Dataset content ::
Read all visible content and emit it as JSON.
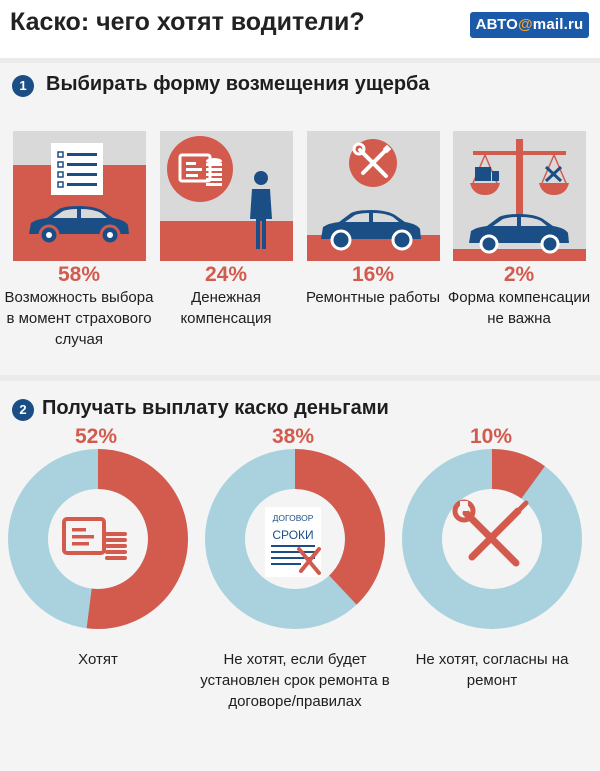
{
  "header": {
    "title": "Каско: чего хотят водители?",
    "logo_prefix": "АВТО",
    "logo_at": "@",
    "logo_suffix": "mail.ru"
  },
  "colors": {
    "accent": "#d35b4e",
    "secondary": "#a9d2de",
    "card_bg": "#d9d9d9",
    "icon_dark": "#1c4e86"
  },
  "section1": {
    "number": "1",
    "title": "Выбирать форму возмещения ущерба",
    "items": [
      {
        "percent": "58%",
        "label": "Возможность выбора в момент страхового случая",
        "icon": "checklist-car-icon"
      },
      {
        "percent": "24%",
        "label": "Денежная компенсация",
        "icon": "money-person-icon"
      },
      {
        "percent": "16%",
        "label": "Ремонтные работы",
        "icon": "wrench-car-icon"
      },
      {
        "percent": "2%",
        "label": "Форма компенсации не важна",
        "icon": "scales-car-icon"
      }
    ]
  },
  "section2": {
    "number": "2",
    "title": "Получать выплату каско деньгами",
    "items": [
      {
        "percent": "52%",
        "label": "Хотят",
        "icon": "money-icon"
      },
      {
        "percent": "38%",
        "label": "Не хотят, если будет установлен срок ремонта в договоре/правилах",
        "icon": "contract-tools-icon",
        "doc_line1": "ДОГОВОР",
        "doc_line2": "СРОКИ"
      },
      {
        "percent": "10%",
        "label": "Не хотят, согласны на ремонт",
        "icon": "wrench-screwdriver-icon"
      }
    ]
  },
  "chart_data": [
    {
      "type": "bar",
      "title": "Выбирать форму возмещения ущерба",
      "categories": [
        "Возможность выбора в момент страхового случая",
        "Денежная компенсация",
        "Ремонтные работы",
        "Форма компенсации не важна"
      ],
      "values": [
        58,
        24,
        16,
        2
      ],
      "ylim": [
        0,
        100
      ],
      "grid": false
    },
    {
      "type": "pie",
      "title": "Получать выплату каско деньгами",
      "categories": [
        "Хотят",
        "Не хотят, если будет установлен срок ремонта в договоре/правилах",
        "Не хотят, согласны на ремонт"
      ],
      "values": [
        52,
        38,
        10
      ]
    }
  ]
}
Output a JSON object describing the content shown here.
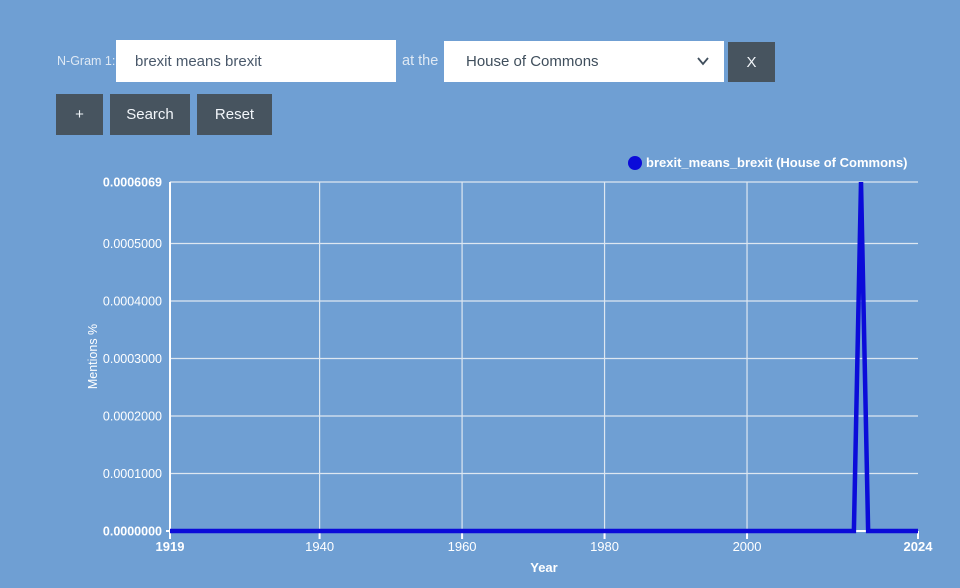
{
  "controls": {
    "ngram_label": "N-Gram 1:",
    "search_value": "brexit means brexit",
    "at_the_label": "at the",
    "corpus_selected": "House of Commons",
    "remove_label": "X",
    "add_label": "+",
    "search_label": "Search",
    "reset_label": "Reset"
  },
  "colors": {
    "background": "#6f9fd3",
    "button": "#47545f",
    "grid": "#dde7f1",
    "axis": "#ffffff",
    "series_line": "#0b0bd9"
  },
  "legend": {
    "entry": "brexit_means_brexit (House of Commons)"
  },
  "chart_data": {
    "type": "line",
    "title": "",
    "xlabel": "Year",
    "ylabel": "Mentions %",
    "xlim": [
      1919,
      2024
    ],
    "ylim": [
      0,
      0.0006069
    ],
    "x_ticks": [
      1919,
      1940,
      1960,
      1980,
      2000,
      2024
    ],
    "y_ticks": [
      "0.0000000",
      "0.0001000",
      "0.0002000",
      "0.0003000",
      "0.0004000",
      "0.0005000",
      "0.0006069"
    ],
    "grid": true,
    "legend_position": "top-right",
    "series": [
      {
        "name": "brexit_means_brexit (House of Commons)",
        "color": "#0b0bd9",
        "x": [
          1919,
          2015,
          2016,
          2017,
          2024
        ],
        "y": [
          0,
          0,
          0.0006069,
          0,
          0
        ]
      }
    ]
  }
}
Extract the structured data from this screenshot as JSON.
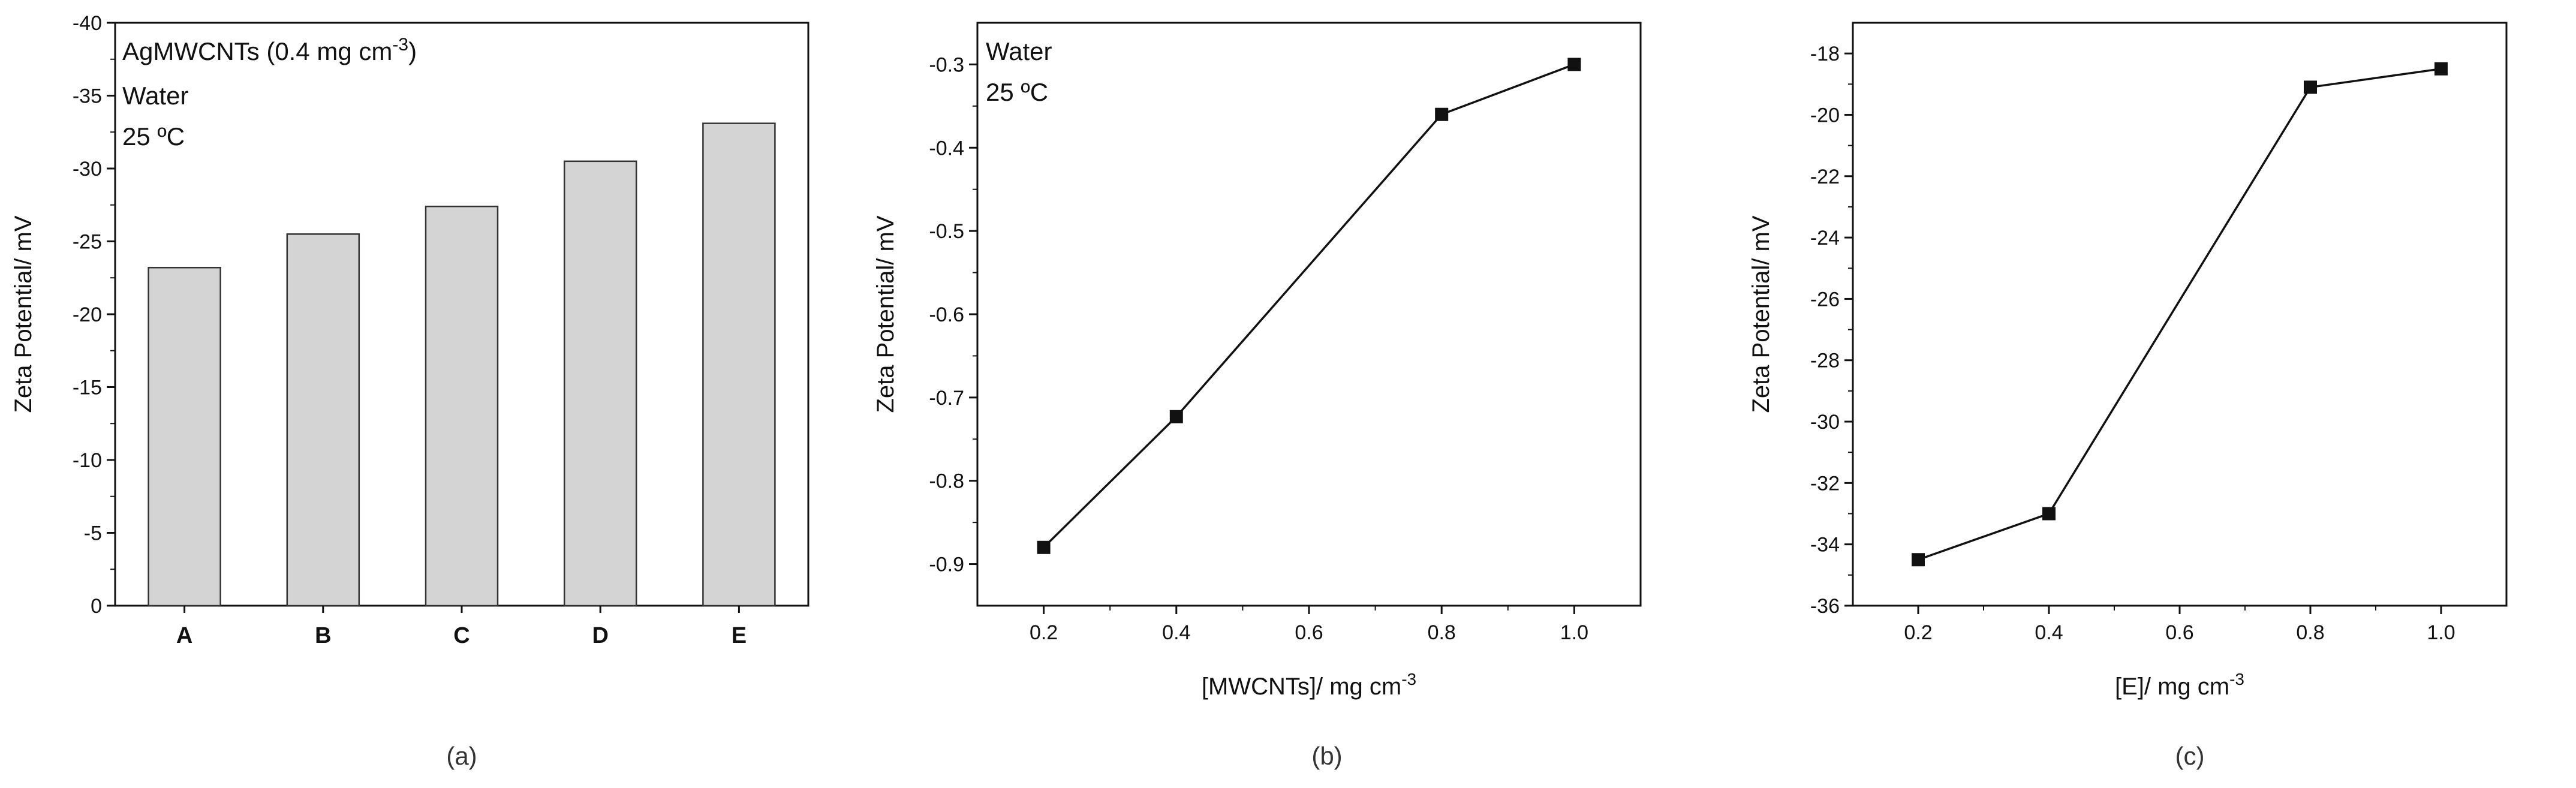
{
  "chart_data": [
    {
      "panel": "(a)",
      "type": "bar",
      "ylabel": "Zeta Potential/ mV",
      "xlabel": "",
      "ylim": [
        0,
        -40
      ],
      "yticks": [
        "0",
        "-5",
        "-10",
        "-15",
        "-20",
        "-25",
        "-30",
        "-35",
        "-40"
      ],
      "categories": [
        "A",
        "B",
        "C",
        "D",
        "E"
      ],
      "values": [
        -23.2,
        -25.5,
        -27.4,
        -30.5,
        -33.1
      ],
      "annotations": [
        "AgMWCNTs (0.4 mg cm",
        "-3",
        ")",
        "Water",
        "25 ºC"
      ],
      "bar_color": "#d4d4d4"
    },
    {
      "panel": "(b)",
      "type": "line",
      "ylabel": "Zeta Potential/ mV",
      "xlabel": [
        "[MWCNTs]/ mg cm",
        "-3"
      ],
      "xlim": [
        0.1,
        1.1
      ],
      "ylim": [
        -0.95,
        -0.25
      ],
      "xticks": [
        "0.2",
        "0.4",
        "0.6",
        "0.8",
        "1.0"
      ],
      "yticks": [
        "-0.9",
        "-0.8",
        "-0.7",
        "-0.6",
        "-0.5",
        "-0.4",
        "-0.3"
      ],
      "x": [
        0.2,
        0.4,
        0.8,
        1.0
      ],
      "y": [
        -0.88,
        -0.723,
        -0.36,
        -0.3
      ],
      "annotations": [
        "Water",
        "25 ºC"
      ],
      "marker": "square"
    },
    {
      "panel": "(c)",
      "type": "line",
      "ylabel": "Zeta Potential/ mV",
      "xlabel": [
        "[E]/ mg cm",
        "-3"
      ],
      "xlim": [
        0.1,
        1.1
      ],
      "ylim": [
        -36,
        -17
      ],
      "xticks": [
        "0.2",
        "0.4",
        "0.6",
        "0.8",
        "1.0"
      ],
      "yticks": [
        "-36",
        "-34",
        "-32",
        "-30",
        "-28",
        "-26",
        "-24",
        "-22",
        "-20",
        "-18"
      ],
      "x": [
        0.2,
        0.4,
        0.8,
        1.0
      ],
      "y": [
        -34.5,
        -33.0,
        -19.1,
        -18.5
      ],
      "annotations": [],
      "marker": "square"
    }
  ]
}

Task requirements :: Report how many lines above hold the string "Форма", giving nothing but the number.

Complete response :: 2